Aim => Records follow. Pull out every line that contains "this".

Stored data =>

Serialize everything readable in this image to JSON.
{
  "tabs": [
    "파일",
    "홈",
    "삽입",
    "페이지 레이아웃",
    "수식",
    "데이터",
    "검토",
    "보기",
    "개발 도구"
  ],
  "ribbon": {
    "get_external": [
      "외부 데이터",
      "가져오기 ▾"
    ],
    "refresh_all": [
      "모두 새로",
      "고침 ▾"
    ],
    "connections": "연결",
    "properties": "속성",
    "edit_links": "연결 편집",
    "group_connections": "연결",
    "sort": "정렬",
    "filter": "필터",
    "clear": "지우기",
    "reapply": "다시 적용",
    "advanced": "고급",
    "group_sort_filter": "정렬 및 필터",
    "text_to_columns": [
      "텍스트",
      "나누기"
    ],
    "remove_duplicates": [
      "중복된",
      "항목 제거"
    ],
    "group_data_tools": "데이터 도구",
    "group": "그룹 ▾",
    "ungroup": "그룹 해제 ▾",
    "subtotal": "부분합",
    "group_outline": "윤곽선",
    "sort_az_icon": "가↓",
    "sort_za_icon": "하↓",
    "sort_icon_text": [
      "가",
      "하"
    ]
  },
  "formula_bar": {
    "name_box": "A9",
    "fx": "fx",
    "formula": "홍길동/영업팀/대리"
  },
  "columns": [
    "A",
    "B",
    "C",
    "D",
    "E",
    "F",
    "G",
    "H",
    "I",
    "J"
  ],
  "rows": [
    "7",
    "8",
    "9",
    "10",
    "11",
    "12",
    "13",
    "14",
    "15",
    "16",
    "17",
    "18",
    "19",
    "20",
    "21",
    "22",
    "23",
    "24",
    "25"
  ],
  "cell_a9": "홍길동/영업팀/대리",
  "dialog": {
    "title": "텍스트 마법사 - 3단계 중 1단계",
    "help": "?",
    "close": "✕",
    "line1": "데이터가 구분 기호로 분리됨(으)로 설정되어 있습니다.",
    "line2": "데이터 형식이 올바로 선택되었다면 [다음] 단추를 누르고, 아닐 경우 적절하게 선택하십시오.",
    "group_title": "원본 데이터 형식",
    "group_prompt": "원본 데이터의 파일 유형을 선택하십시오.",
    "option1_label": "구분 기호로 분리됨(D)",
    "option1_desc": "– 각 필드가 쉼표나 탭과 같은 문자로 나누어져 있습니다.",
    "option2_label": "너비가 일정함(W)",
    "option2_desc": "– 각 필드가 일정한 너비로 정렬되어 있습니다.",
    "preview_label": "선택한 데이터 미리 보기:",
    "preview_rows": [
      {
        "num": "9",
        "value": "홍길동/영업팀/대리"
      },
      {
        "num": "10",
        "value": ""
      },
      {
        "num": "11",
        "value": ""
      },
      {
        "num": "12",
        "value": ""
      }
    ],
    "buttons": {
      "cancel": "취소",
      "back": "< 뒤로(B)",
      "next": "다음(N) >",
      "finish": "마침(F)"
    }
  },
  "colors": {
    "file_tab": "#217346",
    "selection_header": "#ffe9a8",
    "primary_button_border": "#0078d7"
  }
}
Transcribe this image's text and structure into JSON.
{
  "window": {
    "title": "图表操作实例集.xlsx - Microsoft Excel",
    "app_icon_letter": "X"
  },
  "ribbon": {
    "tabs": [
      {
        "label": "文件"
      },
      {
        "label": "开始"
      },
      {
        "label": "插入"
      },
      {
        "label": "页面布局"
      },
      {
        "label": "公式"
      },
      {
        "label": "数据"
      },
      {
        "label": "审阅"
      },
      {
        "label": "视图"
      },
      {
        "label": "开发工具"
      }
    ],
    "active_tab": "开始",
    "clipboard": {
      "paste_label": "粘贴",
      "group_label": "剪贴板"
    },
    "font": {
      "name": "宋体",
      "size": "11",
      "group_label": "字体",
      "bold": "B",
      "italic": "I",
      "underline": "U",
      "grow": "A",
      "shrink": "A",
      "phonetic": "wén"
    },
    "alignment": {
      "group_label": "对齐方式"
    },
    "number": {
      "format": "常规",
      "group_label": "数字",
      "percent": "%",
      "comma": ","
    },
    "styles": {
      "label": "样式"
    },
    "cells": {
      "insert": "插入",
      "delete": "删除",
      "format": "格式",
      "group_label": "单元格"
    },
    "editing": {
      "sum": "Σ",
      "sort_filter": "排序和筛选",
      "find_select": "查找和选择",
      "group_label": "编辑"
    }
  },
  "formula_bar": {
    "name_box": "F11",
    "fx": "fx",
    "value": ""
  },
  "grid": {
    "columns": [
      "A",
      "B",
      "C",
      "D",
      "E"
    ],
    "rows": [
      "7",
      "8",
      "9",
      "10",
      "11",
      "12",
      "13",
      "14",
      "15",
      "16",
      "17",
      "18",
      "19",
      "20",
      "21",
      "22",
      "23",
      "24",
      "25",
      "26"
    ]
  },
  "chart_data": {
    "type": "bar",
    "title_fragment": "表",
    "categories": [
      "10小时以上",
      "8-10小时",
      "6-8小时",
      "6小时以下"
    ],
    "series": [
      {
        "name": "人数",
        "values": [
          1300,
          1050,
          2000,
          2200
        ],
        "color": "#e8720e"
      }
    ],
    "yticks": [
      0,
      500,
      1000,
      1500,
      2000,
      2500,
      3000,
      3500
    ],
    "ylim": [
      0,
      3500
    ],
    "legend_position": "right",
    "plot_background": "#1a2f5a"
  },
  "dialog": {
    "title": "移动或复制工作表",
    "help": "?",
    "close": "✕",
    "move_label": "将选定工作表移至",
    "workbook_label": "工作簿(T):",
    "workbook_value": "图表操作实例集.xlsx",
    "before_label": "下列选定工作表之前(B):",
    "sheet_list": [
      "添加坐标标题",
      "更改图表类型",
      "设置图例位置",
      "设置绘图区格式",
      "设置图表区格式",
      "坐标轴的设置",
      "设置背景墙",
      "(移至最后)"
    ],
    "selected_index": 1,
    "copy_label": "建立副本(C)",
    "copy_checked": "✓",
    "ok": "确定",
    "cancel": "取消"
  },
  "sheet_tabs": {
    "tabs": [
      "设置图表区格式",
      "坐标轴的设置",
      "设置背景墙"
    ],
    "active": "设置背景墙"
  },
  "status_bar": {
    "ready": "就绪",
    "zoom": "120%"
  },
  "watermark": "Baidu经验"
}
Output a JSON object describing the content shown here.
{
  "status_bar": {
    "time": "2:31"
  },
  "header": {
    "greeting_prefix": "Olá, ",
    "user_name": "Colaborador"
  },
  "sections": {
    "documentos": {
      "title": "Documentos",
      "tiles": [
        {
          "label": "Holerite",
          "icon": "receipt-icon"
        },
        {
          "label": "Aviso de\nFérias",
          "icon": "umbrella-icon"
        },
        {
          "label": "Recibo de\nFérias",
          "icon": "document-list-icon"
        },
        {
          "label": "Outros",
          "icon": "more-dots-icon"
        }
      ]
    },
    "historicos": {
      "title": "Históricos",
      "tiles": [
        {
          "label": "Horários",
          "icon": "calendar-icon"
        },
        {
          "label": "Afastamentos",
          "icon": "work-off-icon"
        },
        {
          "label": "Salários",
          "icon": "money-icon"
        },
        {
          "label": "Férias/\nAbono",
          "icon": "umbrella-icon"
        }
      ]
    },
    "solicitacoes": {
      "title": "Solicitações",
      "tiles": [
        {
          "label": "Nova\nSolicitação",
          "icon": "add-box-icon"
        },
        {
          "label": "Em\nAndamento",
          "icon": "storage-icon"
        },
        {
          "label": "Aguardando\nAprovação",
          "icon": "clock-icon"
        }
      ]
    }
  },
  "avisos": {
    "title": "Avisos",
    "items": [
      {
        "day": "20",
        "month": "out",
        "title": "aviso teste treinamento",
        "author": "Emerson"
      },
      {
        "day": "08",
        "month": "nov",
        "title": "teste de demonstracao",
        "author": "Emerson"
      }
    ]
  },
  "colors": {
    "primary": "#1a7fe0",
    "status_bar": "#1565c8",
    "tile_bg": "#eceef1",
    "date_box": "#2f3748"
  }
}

Completed task =>
Serialize everything readable in this image to JSON.
Transcribe this image's text and structure into JSON.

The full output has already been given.